> **What the task requires**: Copy all lines in which the word "part" can be found.

> **Information given**:

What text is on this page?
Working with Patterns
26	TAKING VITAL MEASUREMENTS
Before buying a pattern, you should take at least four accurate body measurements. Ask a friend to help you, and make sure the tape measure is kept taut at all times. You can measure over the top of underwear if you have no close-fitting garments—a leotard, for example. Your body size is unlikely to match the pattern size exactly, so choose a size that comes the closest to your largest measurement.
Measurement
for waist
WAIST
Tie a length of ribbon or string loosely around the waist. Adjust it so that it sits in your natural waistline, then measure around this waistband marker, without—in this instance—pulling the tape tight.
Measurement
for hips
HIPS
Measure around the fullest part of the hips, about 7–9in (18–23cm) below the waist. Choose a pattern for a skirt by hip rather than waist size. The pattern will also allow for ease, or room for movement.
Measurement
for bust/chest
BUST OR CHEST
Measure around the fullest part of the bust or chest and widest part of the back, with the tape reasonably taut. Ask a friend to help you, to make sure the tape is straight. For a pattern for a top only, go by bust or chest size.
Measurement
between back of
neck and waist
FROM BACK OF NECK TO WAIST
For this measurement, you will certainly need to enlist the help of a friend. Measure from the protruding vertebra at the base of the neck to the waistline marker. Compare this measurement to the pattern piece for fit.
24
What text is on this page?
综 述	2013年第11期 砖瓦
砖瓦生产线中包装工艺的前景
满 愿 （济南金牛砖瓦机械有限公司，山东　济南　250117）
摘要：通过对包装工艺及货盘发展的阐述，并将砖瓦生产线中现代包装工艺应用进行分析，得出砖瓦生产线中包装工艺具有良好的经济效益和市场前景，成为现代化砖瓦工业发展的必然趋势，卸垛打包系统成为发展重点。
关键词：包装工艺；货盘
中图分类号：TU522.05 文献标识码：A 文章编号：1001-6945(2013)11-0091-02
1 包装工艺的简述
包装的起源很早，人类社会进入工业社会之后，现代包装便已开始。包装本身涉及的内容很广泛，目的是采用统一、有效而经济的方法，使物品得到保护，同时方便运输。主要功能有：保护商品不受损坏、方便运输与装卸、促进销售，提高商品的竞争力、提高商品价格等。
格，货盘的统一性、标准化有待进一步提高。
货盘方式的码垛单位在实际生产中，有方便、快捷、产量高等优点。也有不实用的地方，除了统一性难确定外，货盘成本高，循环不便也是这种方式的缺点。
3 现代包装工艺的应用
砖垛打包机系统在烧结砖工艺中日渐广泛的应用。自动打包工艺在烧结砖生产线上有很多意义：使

> **Solution below**:
Measure around the fullest part of the hips, about 7–9in (18–23cm) below the waist. Choose a pattern for a skirt by hip rather than waist size. The pattern will also allow for ease, or room for movement.
Measure around the fullest part of the bust or chest and widest part of the back, with the tape reasonably taut. Ask a friend to help you, to make sure the tape is straight. For a pattern for a top only, go by bust or chest size.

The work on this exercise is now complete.